───── PROVIDED RECORDS ─────

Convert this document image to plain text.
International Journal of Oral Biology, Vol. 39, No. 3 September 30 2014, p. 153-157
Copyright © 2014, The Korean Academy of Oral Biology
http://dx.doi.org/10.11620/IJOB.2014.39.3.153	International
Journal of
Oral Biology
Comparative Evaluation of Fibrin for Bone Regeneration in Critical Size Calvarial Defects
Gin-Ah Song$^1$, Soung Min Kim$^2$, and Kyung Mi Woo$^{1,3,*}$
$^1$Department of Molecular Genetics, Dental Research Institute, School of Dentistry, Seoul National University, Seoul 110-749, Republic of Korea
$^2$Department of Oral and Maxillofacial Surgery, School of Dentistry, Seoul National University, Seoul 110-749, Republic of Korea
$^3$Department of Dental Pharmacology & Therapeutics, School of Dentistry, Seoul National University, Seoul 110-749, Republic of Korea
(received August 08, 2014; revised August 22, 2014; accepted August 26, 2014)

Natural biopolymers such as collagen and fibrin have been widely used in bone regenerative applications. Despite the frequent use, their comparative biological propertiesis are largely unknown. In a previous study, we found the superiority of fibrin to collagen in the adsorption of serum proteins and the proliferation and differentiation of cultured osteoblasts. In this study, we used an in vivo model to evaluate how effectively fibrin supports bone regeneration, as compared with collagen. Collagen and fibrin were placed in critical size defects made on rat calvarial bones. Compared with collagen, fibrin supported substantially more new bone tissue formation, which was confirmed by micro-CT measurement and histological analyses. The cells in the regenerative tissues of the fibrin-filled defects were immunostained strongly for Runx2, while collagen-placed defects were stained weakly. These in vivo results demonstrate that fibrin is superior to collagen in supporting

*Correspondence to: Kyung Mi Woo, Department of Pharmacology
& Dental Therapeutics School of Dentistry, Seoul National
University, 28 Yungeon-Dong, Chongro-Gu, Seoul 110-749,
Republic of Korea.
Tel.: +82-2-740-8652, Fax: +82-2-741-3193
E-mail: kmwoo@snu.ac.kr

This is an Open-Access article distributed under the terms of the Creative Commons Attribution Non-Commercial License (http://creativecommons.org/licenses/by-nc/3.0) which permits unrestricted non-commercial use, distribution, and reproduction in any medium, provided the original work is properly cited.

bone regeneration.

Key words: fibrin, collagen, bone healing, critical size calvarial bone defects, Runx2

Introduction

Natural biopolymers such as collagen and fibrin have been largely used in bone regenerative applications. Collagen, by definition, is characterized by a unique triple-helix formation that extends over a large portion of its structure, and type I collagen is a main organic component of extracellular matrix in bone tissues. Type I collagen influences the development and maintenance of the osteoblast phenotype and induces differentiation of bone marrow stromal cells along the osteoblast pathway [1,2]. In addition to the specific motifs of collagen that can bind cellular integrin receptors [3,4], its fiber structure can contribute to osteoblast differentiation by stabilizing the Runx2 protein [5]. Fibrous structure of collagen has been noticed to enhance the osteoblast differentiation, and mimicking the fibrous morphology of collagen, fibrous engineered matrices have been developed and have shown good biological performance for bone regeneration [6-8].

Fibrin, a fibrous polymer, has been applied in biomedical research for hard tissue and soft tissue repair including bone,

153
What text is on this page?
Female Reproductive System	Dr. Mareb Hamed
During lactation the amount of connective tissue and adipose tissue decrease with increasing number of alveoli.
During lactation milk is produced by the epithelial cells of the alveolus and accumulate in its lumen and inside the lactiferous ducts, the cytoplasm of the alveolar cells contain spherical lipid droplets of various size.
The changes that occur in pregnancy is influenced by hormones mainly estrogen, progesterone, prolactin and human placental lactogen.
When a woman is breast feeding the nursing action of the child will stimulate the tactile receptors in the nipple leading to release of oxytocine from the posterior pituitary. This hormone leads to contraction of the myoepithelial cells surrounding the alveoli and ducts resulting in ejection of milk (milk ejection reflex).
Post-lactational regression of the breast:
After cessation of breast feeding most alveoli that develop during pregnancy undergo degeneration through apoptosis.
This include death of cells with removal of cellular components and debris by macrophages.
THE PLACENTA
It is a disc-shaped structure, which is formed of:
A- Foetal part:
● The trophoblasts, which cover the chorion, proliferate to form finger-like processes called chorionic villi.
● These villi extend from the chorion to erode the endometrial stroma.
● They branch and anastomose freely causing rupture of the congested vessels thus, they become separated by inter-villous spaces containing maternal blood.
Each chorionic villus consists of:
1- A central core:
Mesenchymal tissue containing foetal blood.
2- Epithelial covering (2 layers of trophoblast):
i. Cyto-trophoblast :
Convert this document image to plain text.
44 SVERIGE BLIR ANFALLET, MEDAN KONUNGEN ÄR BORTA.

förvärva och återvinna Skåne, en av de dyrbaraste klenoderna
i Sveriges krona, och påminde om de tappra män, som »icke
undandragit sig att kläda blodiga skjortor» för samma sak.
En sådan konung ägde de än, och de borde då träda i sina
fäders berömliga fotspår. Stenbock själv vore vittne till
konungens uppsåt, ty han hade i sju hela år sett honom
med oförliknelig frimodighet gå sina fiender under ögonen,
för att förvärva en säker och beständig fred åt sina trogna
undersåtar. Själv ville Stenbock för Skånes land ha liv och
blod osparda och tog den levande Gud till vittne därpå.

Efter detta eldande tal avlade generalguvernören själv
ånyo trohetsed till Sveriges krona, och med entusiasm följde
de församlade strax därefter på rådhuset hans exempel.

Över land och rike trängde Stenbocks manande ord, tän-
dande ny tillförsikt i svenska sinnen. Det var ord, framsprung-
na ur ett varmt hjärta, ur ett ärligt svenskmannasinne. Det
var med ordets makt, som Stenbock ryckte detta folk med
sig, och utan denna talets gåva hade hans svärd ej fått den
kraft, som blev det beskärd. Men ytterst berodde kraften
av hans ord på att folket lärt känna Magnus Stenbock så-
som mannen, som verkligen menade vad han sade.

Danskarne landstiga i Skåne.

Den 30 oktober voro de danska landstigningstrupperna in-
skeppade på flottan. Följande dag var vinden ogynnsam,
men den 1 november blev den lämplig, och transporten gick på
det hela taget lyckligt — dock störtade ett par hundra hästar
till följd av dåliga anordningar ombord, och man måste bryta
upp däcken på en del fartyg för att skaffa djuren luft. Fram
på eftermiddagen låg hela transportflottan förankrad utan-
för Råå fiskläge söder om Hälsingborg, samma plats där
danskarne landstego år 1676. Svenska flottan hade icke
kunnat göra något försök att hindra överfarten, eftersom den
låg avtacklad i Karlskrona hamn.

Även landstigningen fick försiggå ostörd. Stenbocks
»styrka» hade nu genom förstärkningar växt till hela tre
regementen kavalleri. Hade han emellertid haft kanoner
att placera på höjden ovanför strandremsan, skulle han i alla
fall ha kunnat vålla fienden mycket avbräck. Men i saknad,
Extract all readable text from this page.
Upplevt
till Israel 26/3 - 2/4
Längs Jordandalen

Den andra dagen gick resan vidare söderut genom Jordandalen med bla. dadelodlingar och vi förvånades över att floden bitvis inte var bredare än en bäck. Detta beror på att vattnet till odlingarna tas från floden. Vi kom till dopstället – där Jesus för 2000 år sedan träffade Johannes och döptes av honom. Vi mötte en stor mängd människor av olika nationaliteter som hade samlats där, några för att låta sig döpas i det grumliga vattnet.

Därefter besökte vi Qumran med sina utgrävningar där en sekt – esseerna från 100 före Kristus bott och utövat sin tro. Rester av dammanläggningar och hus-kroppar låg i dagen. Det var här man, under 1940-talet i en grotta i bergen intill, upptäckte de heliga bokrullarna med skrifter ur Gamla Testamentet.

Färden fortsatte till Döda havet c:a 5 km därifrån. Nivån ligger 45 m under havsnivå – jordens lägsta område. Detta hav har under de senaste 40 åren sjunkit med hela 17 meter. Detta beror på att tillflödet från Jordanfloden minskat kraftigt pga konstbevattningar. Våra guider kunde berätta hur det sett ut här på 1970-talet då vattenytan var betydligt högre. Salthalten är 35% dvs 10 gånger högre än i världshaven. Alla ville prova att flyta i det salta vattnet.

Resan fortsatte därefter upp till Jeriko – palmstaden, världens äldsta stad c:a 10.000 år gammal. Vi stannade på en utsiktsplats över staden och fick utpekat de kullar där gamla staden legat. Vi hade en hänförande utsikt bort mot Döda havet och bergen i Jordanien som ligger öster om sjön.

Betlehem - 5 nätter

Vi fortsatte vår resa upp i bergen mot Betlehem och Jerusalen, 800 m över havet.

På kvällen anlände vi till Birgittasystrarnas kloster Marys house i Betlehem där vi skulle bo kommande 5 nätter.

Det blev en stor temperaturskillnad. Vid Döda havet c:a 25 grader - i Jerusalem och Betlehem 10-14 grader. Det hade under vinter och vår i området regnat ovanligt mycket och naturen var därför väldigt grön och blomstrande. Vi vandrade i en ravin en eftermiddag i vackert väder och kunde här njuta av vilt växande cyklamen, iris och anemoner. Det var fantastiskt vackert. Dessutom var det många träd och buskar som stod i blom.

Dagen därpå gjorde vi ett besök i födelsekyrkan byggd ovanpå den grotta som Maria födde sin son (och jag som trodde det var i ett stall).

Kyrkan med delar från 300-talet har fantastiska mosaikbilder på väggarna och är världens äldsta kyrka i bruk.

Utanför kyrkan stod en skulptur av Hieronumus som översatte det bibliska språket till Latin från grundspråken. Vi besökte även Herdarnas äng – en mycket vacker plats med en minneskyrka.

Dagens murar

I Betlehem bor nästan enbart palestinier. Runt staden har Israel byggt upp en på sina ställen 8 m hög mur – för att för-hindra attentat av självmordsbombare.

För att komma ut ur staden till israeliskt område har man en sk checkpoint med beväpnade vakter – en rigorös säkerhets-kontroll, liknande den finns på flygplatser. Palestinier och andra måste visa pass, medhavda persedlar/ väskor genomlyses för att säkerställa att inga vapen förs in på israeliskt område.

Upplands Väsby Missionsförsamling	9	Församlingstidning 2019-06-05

─────

§ **TASK OBJECTIVE**
For each line above that carries the word "from", copy it out.

§ **SOLVED EXERCISE**
When a woman is breast feeding the nursing action of the child will stimulate the tactile receptors in the nipple leading to release of oxytocine from the posterior pituitary. This hormone leads to contraction of the myoepithelial cells surrounding the alveoli and ducts resulting in ejection of milk (milk ejection reflex).
● These villi extend from the chorion to erode the endometrial stroma.
Extract all readable text from this page.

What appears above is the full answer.